ROLLS-ROYCE DAWN BLACK BADGE
ロールス・ロイス ドーン ブラック・バッジ
エンスージアスト究極の夢! ワンオフモデル「フェラーリ P80/C」に迫る【Playback GENROQ 2019】
夜明けの海辺へ
究極のオープンエアドライブを楽しめるロールス・ロイスがドーンだ。しかも今回われわれが用意した試乗車はブラック・バッジである。豪華なだけではない、ロールス・ロイスの新たな魅力を引き出したスペシャルモデルを昼のワインディングから夜の街まで走らせた。
「究極を知りたい、最後まで突き詰めてみたいと思うのは人間の本能的な欲求だ」
つい先日、初めてブラックホールの撮影に成功した国際プロジェクトのリーダーのひとり、国立天文台の本間希樹教授を取り上げたTV番組を見ていたら、番組のディレクターが最後の方で「それは何の役に立つのですか?」と問う場面があった。さんざん密着しておいてそんなことを最後に聞くなんて、と私はびっくりしたが、当の本間教授は一瞬詰まりながらも「宇宙の起源を解き明かすことにつながる。私たちがどこから来たかが分かるかもしれません」と丁寧に答えていた。もちろん、ディレクター氏は視聴者の代わりにあえてそんな質問をぶつけたのかもしれないが、多くの人にとっては、未知の真理の解明につながる発見をすごい、と素直に感心するのではなく、それが私たちに何かメリットをもたらすのか? と即値踏みをするのが今では当たり前なのかとちょっと寂しくなってしまった。

• [演習課題]:
- 1) 抜粋文によると、今回用意された試乗車は何か答えなさい。
- 2) 抜粋文の「つい先日、初めてブラックホー」から「ょっと寂しくなってしまった。」までを、両端を含めて一字一句変えずに書き出しなさい。

• [データセット]:

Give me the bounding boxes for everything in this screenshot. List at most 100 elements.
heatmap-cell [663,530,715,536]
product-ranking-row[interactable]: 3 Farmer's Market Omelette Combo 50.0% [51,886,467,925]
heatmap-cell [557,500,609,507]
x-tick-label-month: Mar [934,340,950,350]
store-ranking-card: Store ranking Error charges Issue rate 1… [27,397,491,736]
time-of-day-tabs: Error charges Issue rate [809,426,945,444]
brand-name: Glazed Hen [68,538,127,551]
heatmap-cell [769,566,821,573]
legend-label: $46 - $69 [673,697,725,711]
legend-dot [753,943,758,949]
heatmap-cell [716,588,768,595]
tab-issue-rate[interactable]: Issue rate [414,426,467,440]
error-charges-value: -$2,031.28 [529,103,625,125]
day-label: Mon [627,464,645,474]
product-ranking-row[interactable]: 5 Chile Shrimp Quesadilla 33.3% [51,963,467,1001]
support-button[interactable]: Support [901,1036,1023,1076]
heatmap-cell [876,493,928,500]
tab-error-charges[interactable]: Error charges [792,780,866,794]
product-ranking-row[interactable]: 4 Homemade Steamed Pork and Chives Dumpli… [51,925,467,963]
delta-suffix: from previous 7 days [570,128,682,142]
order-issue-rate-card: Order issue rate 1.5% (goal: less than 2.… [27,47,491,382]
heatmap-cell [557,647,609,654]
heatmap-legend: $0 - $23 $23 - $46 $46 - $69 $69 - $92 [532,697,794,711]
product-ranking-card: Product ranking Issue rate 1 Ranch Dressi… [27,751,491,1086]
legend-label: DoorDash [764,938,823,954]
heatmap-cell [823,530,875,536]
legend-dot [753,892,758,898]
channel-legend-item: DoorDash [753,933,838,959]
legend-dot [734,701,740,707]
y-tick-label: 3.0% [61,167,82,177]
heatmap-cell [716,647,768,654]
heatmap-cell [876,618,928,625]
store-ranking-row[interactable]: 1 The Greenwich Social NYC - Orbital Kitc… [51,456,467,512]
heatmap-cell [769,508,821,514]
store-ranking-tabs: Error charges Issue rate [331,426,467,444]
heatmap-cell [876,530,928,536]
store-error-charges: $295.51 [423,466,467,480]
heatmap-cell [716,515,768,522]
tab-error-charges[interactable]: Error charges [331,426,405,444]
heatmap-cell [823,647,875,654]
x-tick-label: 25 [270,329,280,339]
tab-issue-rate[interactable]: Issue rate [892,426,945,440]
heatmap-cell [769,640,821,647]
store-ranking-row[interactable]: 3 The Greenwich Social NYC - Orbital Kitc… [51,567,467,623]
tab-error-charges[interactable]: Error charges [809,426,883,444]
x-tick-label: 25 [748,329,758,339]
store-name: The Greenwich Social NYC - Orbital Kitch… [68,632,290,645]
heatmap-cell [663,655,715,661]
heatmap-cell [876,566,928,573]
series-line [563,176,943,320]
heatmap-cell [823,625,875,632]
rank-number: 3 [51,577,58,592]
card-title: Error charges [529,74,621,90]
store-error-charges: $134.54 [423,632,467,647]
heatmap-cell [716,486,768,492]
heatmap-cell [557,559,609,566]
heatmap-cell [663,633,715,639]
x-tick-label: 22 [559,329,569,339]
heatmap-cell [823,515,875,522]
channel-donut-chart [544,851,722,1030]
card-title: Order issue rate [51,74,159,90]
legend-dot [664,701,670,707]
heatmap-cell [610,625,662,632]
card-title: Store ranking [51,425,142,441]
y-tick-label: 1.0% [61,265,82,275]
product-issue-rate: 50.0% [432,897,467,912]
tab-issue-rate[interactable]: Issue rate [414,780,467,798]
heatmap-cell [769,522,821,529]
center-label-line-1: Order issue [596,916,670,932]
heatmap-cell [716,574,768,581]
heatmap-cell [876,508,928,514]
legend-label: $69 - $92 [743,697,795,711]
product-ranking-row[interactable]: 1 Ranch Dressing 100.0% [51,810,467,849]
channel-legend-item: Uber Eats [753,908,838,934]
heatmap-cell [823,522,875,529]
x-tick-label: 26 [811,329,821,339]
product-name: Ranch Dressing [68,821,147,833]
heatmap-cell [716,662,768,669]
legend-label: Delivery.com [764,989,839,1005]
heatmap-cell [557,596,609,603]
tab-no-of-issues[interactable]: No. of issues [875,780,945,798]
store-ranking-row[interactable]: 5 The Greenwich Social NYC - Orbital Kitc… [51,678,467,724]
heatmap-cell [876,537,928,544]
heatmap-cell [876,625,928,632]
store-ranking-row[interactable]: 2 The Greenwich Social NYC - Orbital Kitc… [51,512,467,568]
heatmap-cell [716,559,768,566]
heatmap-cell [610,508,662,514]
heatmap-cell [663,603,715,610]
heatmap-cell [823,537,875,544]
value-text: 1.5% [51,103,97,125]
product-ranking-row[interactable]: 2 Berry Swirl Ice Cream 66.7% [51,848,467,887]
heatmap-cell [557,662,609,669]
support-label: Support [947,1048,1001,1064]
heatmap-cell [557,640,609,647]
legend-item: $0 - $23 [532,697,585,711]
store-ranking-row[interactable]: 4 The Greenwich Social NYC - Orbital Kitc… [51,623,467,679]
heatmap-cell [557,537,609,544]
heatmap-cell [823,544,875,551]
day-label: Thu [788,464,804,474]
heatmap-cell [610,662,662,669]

==

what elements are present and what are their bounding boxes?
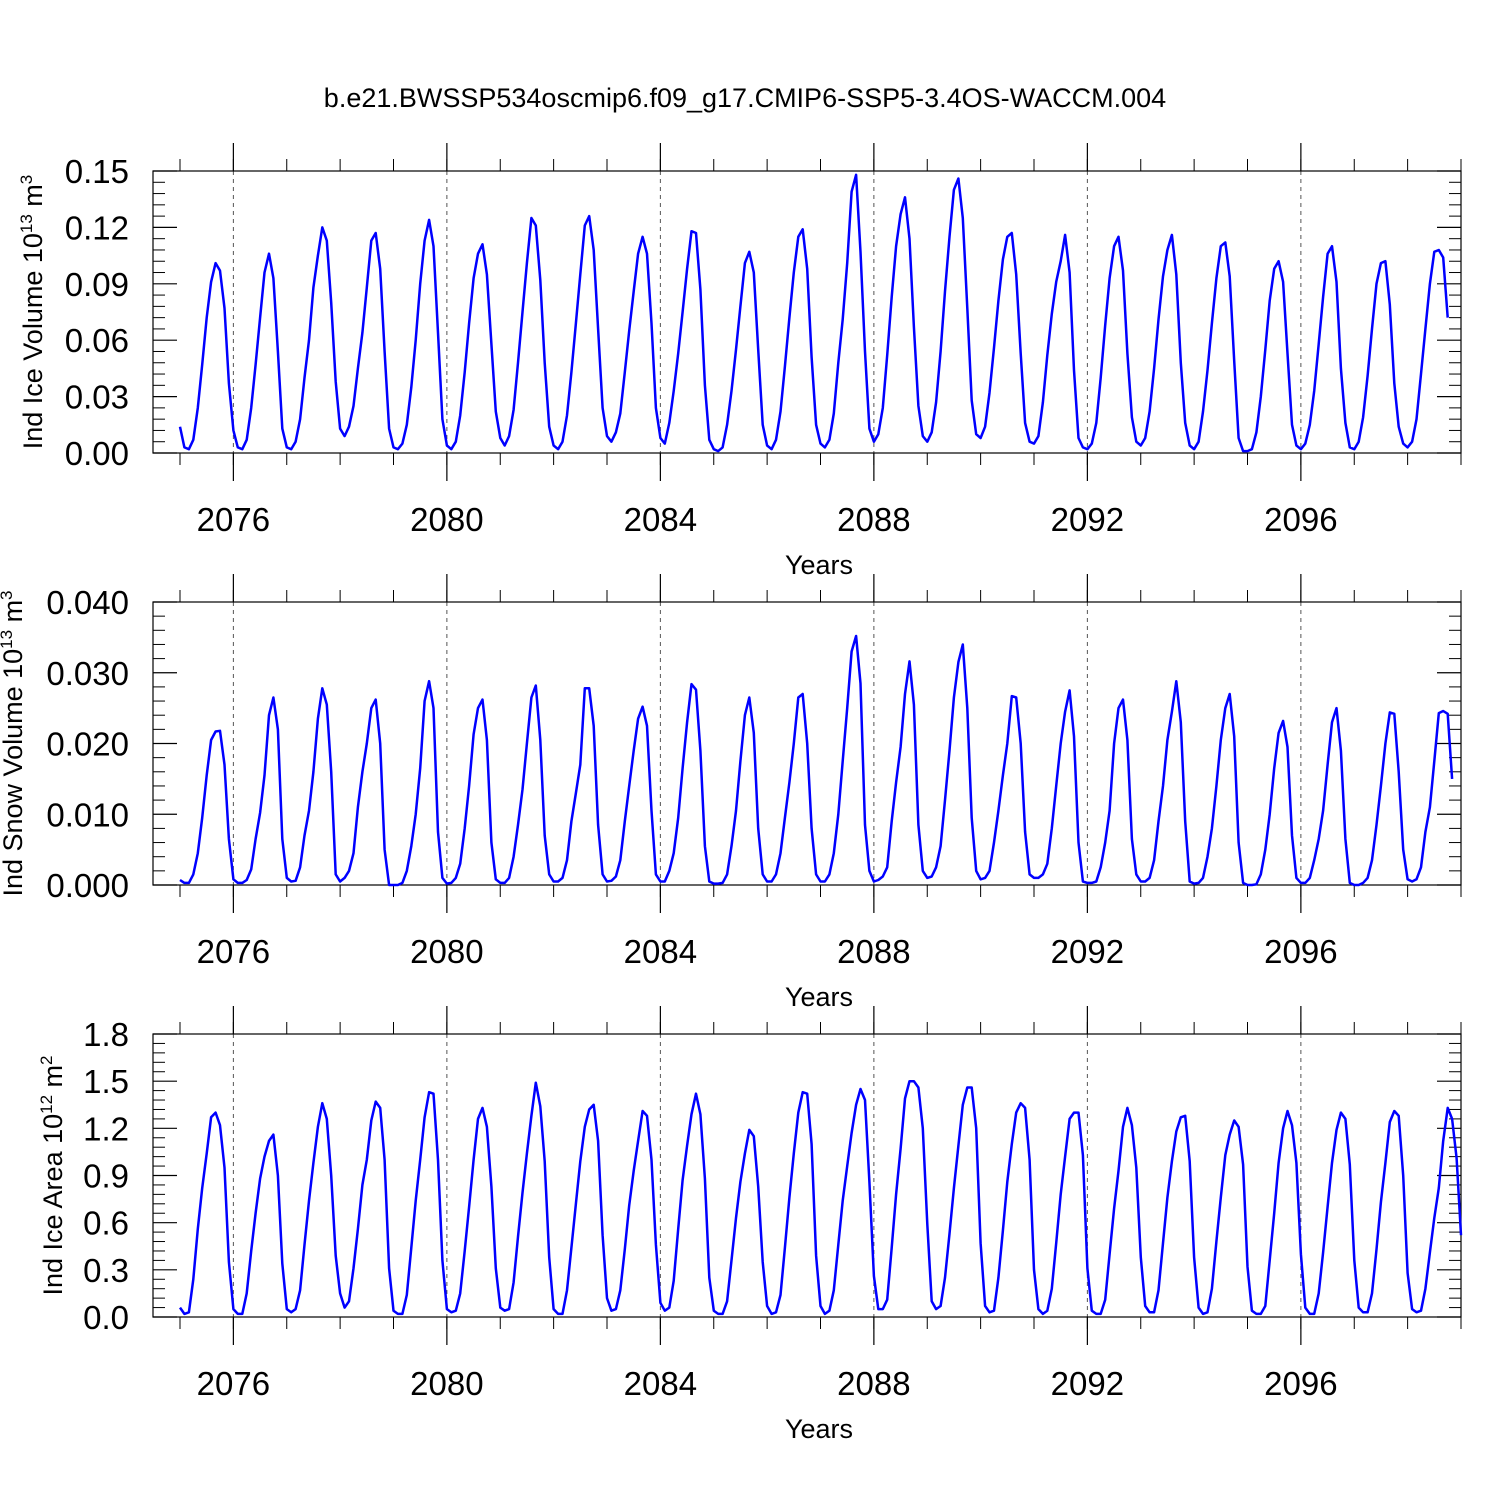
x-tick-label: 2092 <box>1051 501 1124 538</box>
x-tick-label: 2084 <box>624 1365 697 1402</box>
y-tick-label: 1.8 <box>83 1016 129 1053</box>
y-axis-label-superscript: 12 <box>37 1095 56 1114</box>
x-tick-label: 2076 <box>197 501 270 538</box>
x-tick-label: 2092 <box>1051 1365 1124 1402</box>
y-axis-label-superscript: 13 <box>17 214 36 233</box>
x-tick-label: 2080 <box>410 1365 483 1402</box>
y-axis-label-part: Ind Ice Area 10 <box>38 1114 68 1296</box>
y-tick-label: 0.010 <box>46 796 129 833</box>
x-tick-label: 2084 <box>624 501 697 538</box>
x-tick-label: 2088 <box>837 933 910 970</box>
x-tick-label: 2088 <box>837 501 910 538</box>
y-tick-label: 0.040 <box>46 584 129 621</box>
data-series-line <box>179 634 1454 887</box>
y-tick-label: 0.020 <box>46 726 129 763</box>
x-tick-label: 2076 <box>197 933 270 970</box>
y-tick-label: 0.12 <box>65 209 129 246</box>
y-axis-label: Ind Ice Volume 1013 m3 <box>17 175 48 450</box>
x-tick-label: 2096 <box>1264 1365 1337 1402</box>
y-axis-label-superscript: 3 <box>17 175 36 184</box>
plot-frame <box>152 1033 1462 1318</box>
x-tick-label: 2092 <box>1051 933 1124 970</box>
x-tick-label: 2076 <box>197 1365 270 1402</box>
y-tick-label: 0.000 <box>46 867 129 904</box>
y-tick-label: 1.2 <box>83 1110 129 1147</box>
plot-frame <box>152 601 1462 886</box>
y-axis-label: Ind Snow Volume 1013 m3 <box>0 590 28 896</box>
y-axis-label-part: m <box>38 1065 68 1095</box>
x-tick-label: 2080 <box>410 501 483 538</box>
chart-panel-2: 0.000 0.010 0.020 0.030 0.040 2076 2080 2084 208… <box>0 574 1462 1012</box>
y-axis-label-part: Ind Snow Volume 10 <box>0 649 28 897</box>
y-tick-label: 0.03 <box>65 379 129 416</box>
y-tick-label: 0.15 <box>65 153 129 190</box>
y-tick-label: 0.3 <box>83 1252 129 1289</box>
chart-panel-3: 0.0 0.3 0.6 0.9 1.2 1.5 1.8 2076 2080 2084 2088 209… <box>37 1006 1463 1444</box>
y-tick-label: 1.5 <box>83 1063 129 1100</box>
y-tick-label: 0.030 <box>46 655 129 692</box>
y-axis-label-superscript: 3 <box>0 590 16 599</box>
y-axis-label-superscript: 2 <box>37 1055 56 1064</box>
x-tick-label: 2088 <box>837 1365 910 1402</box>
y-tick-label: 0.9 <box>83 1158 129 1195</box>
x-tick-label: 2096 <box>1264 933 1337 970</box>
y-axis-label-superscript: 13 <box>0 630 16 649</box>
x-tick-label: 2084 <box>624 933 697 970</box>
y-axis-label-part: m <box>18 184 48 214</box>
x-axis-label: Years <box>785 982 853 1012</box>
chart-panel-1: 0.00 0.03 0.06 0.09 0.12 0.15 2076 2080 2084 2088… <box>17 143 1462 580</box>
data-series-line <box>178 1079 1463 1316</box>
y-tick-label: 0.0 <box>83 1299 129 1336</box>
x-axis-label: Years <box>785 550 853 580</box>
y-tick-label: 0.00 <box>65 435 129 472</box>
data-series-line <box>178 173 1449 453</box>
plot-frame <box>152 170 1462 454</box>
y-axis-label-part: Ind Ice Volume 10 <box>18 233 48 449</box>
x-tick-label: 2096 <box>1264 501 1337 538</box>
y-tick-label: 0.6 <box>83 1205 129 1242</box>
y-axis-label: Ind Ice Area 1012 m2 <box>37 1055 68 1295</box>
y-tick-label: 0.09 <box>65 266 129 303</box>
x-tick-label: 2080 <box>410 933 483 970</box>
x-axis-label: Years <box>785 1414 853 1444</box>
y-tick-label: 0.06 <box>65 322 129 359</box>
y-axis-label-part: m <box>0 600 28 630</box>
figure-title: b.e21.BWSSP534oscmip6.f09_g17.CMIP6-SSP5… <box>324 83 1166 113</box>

• [演習の解答]:
- 1) ロールス・ロイス ドーンのブラック・バッジ

- 2)
つい先日、初めてブラックホールの撮影に成功した国際プロジェクトのリーダーのひとり、国立天文台の本間希樹教授を取り上げたTV番組を見ていたら、番組のディレクターが最後の方で「それは何の役に立つのですか?」と問う場面があった。さんざん密着しておいてそんなことを最後に聞くなんて、と私はびっくりしたが、当の本間教授は一瞬詰まりながらも「宇宙の起源を解き明かすことにつながる。私たちがどこから来たかが分かるかもしれません」と丁寧に答えていた。もちろん、ディレクター氏は視聴者の代わりにあえてそんな質問をぶつけたのかもしれないが、多くの人にとっては、未知の真理の解明につながる発見をすごい、と素直に感心するのではなく、それが私たちに何かメリットをもたらすのか? と即値踏みをするのが今では当たり前なのかとちょっと寂しくなってしまった。